Exercise
Make an exact copy of the entries, and keep any pictures out of it.

(Stored records)
^^^^^^^^^^^^^^^^
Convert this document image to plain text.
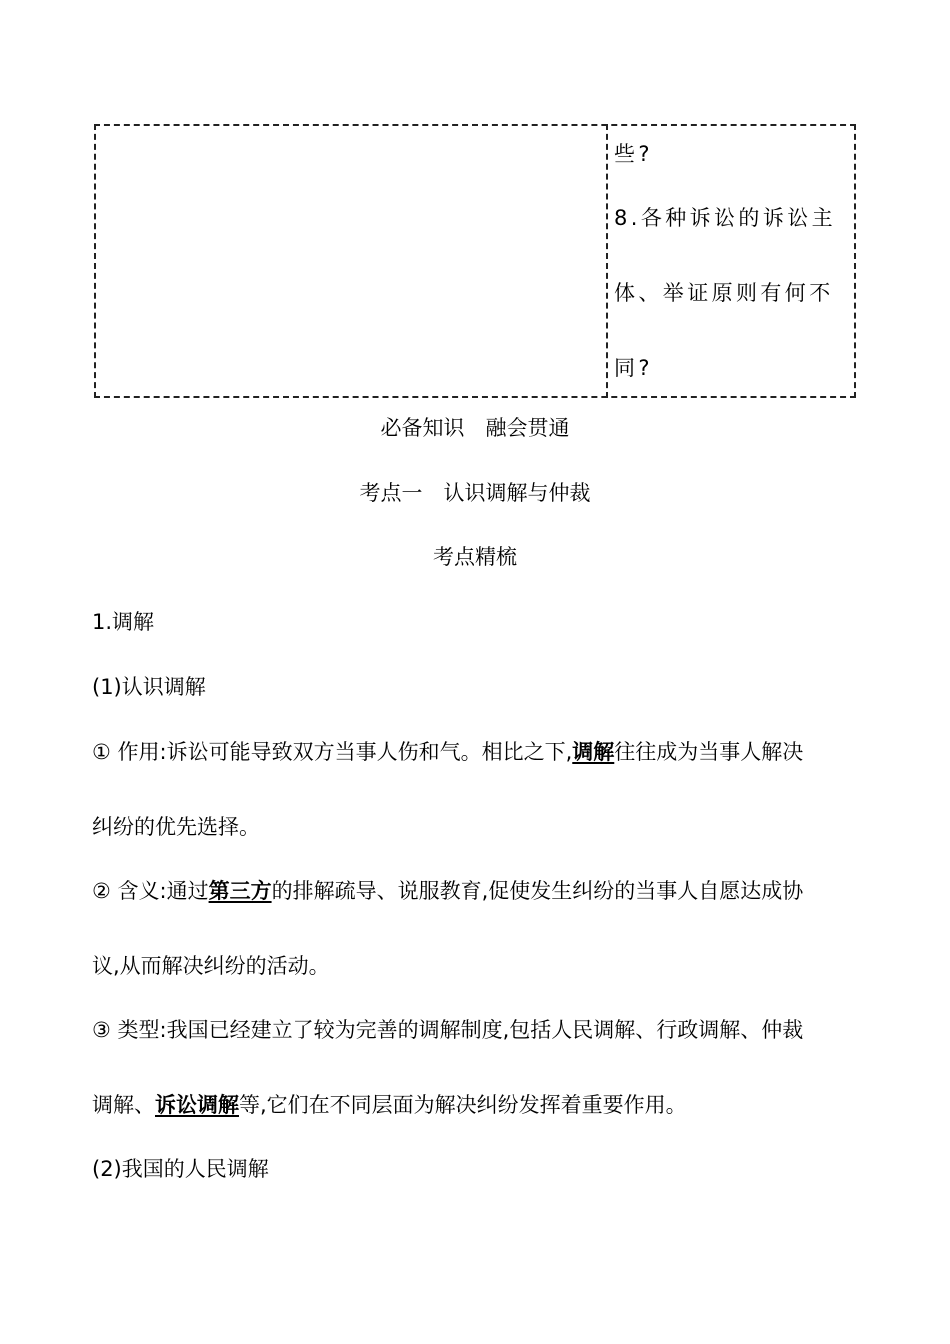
些?
8.各种诉讼的诉讼主
体、举证原则有何不
同?
必备知识　融会贯通
考点一　认识调解与仲裁
考点精梳
1.调解
(1)认识调解
① 作用:诉讼可能导致双方当事人伤和气。相比之下,调解往往成为当事人解决
纠纷的优先选择。
② 含义:通过第三方的排解疏导、说服教育,促使发生纠纷的当事人自愿达成协
议,从而解决纠纷的活动。
③ 类型:我国已经建立了较为完善的调解制度,包括人民调解、行政调解、仲裁
调解、诉讼调解等,它们在不同层面为解决纠纷发挥着重要作用。
(2)我国的人民调解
^^^^^^^^^^^^^^^^
Task output
Convert this document image to plain text.
些?
8.各种诉讼的诉讼主
体、举证原则有何不
同?
必备知识　融会贯通
考点一　认识调解与仲裁
考点精梳
1.调解
(1)认识调解
① 作用:诉讼可能导致双方当事人伤和气。相比之下,调解往往成为当事人解决
纠纷的优先选择。
② 含义:通过第三方的排解疏导、说服教育,促使发生纠纷的当事人自愿达成协
议,从而解决纠纷的活动。
③ 类型:我国已经建立了较为完善的调解制度,包括人民调解、行政调解、仲裁
调解、诉讼调解等,它们在不同层面为解决纠纷发挥着重要作用。
(2)我国的人民调解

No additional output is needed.